(JOB) Extract every line below that contains the word "между".

(RECORD LIST)

■ ■ ■ ■

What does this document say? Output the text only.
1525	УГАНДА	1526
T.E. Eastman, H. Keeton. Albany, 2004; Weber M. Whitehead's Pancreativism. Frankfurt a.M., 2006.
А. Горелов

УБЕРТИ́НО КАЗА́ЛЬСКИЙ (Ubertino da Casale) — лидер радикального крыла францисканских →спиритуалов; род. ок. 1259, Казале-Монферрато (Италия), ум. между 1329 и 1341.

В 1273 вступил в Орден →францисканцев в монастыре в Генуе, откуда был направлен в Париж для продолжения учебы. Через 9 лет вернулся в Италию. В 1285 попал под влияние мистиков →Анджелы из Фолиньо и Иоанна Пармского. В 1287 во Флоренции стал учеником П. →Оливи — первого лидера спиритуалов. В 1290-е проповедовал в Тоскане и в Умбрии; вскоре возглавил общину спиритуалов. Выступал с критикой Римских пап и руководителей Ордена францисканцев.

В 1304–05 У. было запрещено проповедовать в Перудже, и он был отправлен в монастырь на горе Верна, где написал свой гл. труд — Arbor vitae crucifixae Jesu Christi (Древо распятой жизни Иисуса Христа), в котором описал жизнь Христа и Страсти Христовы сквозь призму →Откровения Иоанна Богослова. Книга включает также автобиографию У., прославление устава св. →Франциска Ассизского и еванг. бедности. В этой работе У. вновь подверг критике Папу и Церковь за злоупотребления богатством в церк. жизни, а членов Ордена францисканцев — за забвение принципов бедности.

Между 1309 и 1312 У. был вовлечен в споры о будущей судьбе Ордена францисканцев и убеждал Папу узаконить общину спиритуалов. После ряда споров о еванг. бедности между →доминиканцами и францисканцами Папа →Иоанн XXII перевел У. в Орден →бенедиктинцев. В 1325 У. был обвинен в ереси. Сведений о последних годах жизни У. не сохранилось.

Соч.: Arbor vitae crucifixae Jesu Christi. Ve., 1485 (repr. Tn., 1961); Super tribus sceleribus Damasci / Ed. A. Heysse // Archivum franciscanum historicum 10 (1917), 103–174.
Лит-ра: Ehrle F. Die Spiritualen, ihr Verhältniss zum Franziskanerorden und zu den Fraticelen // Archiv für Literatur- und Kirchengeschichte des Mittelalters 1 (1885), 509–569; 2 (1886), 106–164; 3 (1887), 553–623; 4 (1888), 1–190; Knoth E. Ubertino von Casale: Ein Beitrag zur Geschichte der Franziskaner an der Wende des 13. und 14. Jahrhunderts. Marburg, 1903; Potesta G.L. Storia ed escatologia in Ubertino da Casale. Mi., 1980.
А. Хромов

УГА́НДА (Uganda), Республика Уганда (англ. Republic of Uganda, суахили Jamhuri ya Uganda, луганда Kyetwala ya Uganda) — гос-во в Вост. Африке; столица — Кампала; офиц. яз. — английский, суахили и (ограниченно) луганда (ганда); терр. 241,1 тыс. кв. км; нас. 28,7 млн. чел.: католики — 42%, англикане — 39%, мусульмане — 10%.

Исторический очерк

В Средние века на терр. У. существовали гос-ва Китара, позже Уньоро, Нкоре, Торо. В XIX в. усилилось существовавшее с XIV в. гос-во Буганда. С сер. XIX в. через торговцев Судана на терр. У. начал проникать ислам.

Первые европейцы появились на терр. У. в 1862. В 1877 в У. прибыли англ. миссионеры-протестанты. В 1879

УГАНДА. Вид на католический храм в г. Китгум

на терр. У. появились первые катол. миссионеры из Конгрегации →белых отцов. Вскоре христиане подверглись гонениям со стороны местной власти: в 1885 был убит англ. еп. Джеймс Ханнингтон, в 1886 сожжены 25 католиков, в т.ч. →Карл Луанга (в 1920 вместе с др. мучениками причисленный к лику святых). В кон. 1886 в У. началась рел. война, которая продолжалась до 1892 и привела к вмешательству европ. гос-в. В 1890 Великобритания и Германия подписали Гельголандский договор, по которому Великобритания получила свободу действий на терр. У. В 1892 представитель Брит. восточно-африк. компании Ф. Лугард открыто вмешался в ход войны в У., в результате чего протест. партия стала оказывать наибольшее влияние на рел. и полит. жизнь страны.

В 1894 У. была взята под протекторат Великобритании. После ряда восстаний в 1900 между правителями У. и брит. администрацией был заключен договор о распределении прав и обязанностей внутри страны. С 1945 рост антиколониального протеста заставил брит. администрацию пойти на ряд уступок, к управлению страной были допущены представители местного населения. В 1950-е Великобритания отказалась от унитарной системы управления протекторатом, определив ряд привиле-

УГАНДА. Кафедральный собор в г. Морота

■ ■ ■ ■

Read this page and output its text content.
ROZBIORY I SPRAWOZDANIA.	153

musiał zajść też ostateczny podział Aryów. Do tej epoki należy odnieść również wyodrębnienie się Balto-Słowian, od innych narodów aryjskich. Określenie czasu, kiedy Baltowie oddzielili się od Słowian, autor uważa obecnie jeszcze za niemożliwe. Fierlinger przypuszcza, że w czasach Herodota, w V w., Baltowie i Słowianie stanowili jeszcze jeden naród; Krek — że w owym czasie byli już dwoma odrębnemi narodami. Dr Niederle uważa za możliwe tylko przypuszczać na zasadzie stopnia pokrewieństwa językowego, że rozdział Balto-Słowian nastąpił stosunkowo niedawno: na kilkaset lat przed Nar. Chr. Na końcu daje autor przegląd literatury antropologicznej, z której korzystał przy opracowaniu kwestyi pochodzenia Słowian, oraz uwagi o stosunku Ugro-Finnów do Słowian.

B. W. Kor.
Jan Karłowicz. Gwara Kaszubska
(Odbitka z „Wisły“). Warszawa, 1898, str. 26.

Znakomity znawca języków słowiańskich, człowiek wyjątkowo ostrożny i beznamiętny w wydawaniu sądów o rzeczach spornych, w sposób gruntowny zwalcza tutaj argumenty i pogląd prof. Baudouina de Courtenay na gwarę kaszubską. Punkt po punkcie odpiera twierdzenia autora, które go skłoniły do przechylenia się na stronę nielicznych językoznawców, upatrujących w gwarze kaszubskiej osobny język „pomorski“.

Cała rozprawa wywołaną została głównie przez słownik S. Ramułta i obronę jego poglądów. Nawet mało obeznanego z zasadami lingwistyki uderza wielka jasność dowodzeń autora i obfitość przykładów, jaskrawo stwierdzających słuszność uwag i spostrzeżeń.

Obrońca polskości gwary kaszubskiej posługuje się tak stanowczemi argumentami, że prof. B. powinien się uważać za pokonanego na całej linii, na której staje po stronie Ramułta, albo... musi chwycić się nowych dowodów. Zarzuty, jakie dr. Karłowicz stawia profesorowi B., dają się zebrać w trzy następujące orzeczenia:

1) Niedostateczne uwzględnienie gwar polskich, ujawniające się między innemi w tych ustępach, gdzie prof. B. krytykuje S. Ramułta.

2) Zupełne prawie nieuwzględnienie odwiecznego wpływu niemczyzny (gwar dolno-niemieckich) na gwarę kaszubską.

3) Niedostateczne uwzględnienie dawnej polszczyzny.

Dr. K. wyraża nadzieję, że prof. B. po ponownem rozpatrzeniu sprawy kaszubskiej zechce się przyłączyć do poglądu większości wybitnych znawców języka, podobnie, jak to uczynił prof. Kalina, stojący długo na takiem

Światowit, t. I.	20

■ ■ ■ ■

(WRITTEN ANSWER)
УБЕРТИ́НО КАЗА́ЛЬСКИЙ (Ubertino da Casale) — лидер радикального крыла францисканских →спиритуалов; род. ок. 1259, Казале-Монферрато (Италия), ум. между 1329 и 1341.
Между 1309 и 1312 У. был вовлечен в споры о будущей судьбе Ордена францисканцев и убеждал Папу узаконить общину спиритуалов. После ряда споров о еванг. бедности между →доминиканцами и францисканцами Папа →Иоанн XXII перевел У. в Орден →бенедиктинцев. В 1325 У. был обвинен в ереси. Сведений о последних годах жизни У. не сохранилось.
В 1894 У. была взята под протекторат Великобритании. После ряда восстаний в 1900 между правителями У. и брит. администрацией был заключен договор о распределении прав и обязанностей внутри страны. С 1945 рост антиколониального протеста заставил брит. администрацию пойти на ряд уступок, к управлению страной были допущены представители местного населения. В 1950-е Великобритания отказалась от унитарной системы управления протекторатом, определив ряд привиле-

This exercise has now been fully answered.